(Given request) Repeat exactly each line of the data provided below.

(Excerpt from a dataset)

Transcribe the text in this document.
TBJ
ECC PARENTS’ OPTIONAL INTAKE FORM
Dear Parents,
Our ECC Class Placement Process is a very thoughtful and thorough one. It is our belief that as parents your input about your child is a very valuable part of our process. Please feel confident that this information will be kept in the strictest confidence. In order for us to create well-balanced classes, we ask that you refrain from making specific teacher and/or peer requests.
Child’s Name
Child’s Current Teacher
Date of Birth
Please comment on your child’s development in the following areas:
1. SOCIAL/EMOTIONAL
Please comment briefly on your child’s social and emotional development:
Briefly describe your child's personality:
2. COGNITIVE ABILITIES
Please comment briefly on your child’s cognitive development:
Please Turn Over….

(Answer for the task)
Transcribe the text in this document.
TBJ
ECC PARENTS’ OPTIONAL INTAKE FORM
Dear Parents,
Our ECC Class Placement Process is a very thoughtful and thorough one. It is our belief that as parents your input about your child is a very valuable part of our process. Please feel confident that this information will be kept in the strictest confidence. In order for us to create well-balanced classes, we ask that you refrain from making specific teacher and/or peer requests.
Child’s Name
Child’s Current Teacher
Date of Birth
Please comment on your child’s development in the following areas:
1. SOCIAL/EMOTIONAL
Please comment briefly on your child’s social and emotional development:
Briefly describe your child's personality:
2. COGNITIVE ABILITIES
Please comment briefly on your child’s cognitive development:
Please Turn Over….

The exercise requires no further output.